WRITTEN REQUEST 1:
Answer these questions from the forum thread on Polars row windows:
(a) In the example, what value of N does the window use?
(b) How many rows did the dataset in the performance test have?
(c) Which tool performed poorly in both speed and memory use?
WRITTEN REQUEST 2: Extend the forum thread on Polars row windows with the next part, starting after its final sentence.

==== SELECTED EXCERPT ====

Consider the following dataframe:
df = pl.DataFrame({
"letters": ["A", "B", "C", "D", "E", "F", "G", "H"],
"values": ["aa", "bb", "cc", "dd", "ee", "ff", "gg", "hh"]
})
print(df)
shape: (8, 2)
┌─────────┬────────┐
│ letters ┆ values │
│ --- ┆ --- │
│ str ┆ str │
╞═════════╪════════╡
│ A ┆ aa │
│ B ┆ bb │
│ C ┆ cc │
│ D ┆ dd │
│ E ┆ ee │
│ F ┆ ff │
│ G ┆ gg │
│ H ┆ hh │
└─────────┴────────┘
How do I take a window of size +/- N around any row that satisfies a given condition? For example, the condition is pl.col("letters").contains("D|F")
and N = 2
. Then, the output should be:
┌─────────┬────────────────────────────────┐
│ letters ┆ output │
│ --- ┆ --- │
│ str ┆ list[str] │
╞═════════╪════════════════════════════════╡
│ D ┆ ["bb", "cc", "dd", "ee", "ff"] │
│ F ┆ ["dd", "ee", "ff", "gg", "hh"] │
└─────────┴────────────────────────────────┘
Note that the windows are overlapping in this case (the F
window also contains dd
and the D
windows also contains ff
). Also, note that N = 2 for the sake of simplicity here but, in reality, it'll be larger (~10 - 20). And the dataset is relatively large so I'd like to do this as efficiently as possible without exploding memory usage.
EDIT: To make the ask more explicit, here's the query in DuckDB's SQL syntax that gives the right answer (and I'd like to know how to translate it to Polars):
df_table = df.to_arrow()
con = duckdb.connect()
query = """
SELECT
letters,
list(values) OVER (
ROWS BETWEEN 2 PRECEDING
AND 2 FOLLOWING
) as combined
FROM df_table
QUALIFY letters in ('D', 'F')
"""
print(pl.from_arrow(con.execute(query).arrow()))
shape: (2, 2)
┌─────────┬────────────────────────┐
│ letters ┆ combined │
│ --- ┆ --- │
│ str ┆ list[str] │
╞═════════╪════════════════════════╡
│ D ┆ ["bb", "cc", ... "ff"] │
│ F ┆ ["dd", "ee", ... "hh"] │
└─────────┴────────────────────────┘
I ran the suggested solutions in a Jupyter notebook on one of Amazon's ml.c5.xlarge
machines. While the notebook was running, I also kept htop
open in a terminal to observe CPU and memory use. The dataset had 12M+ rows.
I ran both solutions via both the eager and lazy APIs. For good measure, I also tried using a simple Python for loop to extract the slices after identifying the rows of interest and also DuckDB.
Polars had really robust performance and judicious memory use (with the @jqurious' method) because of the clever, no-copy implementation of .shift()
. Surprisingly, a well-thought out Python for loop did just as well. DuckDB had performed rather poorly in both speed and memory use.
Neither Polars nor DuckDB uses more than one core for the operation. Not sure if that's due to a lack of optimization or if this problem is just amenable to parallelization. I suppose we're only filtering over one column and then taking slices of that same column so there's not much multiple threads can do.

==== GIVEN INFORMATION ====

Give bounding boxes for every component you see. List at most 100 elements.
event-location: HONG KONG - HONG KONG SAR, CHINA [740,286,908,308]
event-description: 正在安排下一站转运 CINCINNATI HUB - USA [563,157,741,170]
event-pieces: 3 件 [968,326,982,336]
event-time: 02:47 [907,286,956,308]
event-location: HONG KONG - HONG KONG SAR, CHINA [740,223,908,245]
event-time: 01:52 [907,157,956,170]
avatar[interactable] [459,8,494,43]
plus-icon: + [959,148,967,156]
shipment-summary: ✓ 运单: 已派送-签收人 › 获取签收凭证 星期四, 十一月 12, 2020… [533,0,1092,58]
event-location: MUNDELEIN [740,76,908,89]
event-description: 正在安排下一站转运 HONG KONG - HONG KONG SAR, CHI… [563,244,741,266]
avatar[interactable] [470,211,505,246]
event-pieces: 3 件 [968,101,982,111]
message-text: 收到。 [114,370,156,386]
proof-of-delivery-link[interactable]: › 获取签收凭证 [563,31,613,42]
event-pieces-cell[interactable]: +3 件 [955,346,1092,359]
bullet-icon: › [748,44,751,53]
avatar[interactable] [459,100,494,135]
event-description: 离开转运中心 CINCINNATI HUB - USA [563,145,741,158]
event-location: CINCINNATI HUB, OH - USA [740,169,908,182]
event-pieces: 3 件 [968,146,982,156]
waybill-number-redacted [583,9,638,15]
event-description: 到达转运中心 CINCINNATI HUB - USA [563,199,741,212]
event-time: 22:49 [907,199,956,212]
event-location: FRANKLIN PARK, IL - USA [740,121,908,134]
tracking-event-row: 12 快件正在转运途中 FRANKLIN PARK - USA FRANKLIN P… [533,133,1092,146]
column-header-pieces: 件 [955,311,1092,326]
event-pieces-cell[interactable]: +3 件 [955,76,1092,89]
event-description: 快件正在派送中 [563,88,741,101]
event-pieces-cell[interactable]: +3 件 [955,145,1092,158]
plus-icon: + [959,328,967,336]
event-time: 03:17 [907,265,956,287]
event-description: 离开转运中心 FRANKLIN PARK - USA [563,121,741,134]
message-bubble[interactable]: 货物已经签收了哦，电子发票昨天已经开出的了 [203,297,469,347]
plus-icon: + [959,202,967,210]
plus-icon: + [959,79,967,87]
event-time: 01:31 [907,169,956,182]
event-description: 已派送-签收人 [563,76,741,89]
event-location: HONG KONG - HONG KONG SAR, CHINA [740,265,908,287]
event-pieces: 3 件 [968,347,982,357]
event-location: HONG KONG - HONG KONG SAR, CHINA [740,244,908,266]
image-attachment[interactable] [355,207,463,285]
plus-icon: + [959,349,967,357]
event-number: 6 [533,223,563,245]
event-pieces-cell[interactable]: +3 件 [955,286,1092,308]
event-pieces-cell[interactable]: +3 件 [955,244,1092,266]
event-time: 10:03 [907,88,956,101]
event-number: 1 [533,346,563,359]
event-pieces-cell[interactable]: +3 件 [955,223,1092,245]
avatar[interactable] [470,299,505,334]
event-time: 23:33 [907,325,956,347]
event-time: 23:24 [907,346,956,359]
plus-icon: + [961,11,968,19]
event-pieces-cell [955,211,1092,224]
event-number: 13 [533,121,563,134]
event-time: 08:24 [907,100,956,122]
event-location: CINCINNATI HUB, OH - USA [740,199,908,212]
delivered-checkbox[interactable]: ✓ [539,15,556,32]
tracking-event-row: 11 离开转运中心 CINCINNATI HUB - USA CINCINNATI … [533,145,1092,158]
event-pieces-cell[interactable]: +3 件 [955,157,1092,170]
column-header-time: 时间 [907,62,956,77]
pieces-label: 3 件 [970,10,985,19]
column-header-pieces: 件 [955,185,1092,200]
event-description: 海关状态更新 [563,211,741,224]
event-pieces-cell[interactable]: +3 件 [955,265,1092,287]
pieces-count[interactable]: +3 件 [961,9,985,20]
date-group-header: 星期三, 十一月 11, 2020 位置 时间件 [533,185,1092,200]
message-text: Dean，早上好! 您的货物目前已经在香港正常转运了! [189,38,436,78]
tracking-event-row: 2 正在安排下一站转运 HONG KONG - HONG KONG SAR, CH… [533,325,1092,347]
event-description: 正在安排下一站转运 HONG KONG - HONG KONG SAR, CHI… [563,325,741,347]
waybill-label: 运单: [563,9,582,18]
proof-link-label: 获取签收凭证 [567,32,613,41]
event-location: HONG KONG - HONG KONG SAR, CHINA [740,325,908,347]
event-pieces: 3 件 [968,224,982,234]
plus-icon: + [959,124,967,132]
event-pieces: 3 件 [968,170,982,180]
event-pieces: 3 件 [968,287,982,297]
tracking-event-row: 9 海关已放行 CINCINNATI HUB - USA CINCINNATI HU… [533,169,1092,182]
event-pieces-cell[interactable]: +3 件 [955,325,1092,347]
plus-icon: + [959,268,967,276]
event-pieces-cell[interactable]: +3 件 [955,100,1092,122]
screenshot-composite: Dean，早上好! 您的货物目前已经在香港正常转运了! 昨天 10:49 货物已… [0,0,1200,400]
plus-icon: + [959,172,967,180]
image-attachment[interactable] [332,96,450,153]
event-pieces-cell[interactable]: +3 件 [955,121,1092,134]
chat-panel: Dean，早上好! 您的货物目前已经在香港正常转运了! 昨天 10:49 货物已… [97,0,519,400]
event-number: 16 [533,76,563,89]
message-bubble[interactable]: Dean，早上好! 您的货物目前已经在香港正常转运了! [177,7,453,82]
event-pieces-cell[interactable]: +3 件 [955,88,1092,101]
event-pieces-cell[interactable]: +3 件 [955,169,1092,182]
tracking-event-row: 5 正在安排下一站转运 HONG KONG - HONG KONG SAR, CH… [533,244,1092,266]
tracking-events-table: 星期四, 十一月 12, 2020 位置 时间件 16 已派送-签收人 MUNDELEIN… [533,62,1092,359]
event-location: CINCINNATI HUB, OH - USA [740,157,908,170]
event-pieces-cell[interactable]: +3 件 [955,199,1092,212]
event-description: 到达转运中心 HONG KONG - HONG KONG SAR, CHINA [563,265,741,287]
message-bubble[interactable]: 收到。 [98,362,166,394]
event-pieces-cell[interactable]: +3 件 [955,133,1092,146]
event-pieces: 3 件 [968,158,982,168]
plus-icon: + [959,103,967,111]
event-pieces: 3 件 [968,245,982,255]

====

TASK OUTPUT 1:
(a) N = 2
(b) 12M+ rows
(c) DuckDB

TASK OUTPUT 2:
method | cpu use | memory use | time |
---|---|---|---|
ΩΠΟΚΕΚΡΥΜΜΕΝΟΣ | single core | explosion | |
jqurious | single core | 2.53G to 2.53G | 4.63 s |
(smart) for loop | single core | 2.53G to 2.58G | 4.91 s |
DuckDB | single core | 1.62G to 6.13G | 38.6 s |
preceding = 2
following = 2
look_around = [pl.col("body").shift(-i)
for i in range(-preceding, following + 1)]
(
df
.with_columns(
pl.when(pl.col('body').str.contains(regex))
.then(pl.concat_list(look_around))
.alias('combined')
)
.filter(pl.col('combined').is_not_null())
)
Unfortunately, on my rather large dataset, this solution caused the memory use to explode and the kernel to crash with both the eager and lazy APIs.
preceding = 2
following = 2
look_around = [
pl.col("body").shift(-i).alias(f"lag_{i}") for i in range(-preceding, following + 1)
]
(
df
.with_columns(
look_around
)
.filter(pl.col("body").str.contains(regex))
.select(
pl.col("body"),
pl.concat_list([f"lag_{i}" for i in range(-2, 3)]).alias("output")
)
)
eager:
lazy:
preceding = 2
following = 2
output = []
indices = df.with_row_index().select(
pl.col("index").filter(pl.col("body").str.contains(regex))
)["index"]
for idx, x in enumerate(indices):
offset = max(0, x - preceding)
length = preceding + following + 1
output.append(df["body"].slice(offset, length))
Note that I first converted the df
to an Arrow.Table
before running the query so DuckDB could directly act on it. Also, I'm not sure if the conversion of the result back to Arrow takes up a huge amount of computation and is unfair to it.
preceding = 2
following = 2
query = f"""
SELECT
body,
list(body) OVER (
ROWS BETWEEN {preceding} PRECEDING
AND {following} FOLLOWING
) as combined
FROM df_table
QUALIFY regexp_matches(body, '{regex}')
"""
result = con.execute(query).arrow()
With DuckDB, my first attempt to run the computation crashed. I had to retry by reading to an Arrow Table directly without using Polars (this saved about 1GB of memory) to give DuckDB more memory to use.
first try:
second try:
A modification of Use the rolling function of polars to get a list of all values in the rolling windows
(
df.with_columns(
pl.col("values").shift(i).alias(f"lag_{i}") for i in range(-2, 3)
)
.filter(pl.col("letters").str.contains("D|F"))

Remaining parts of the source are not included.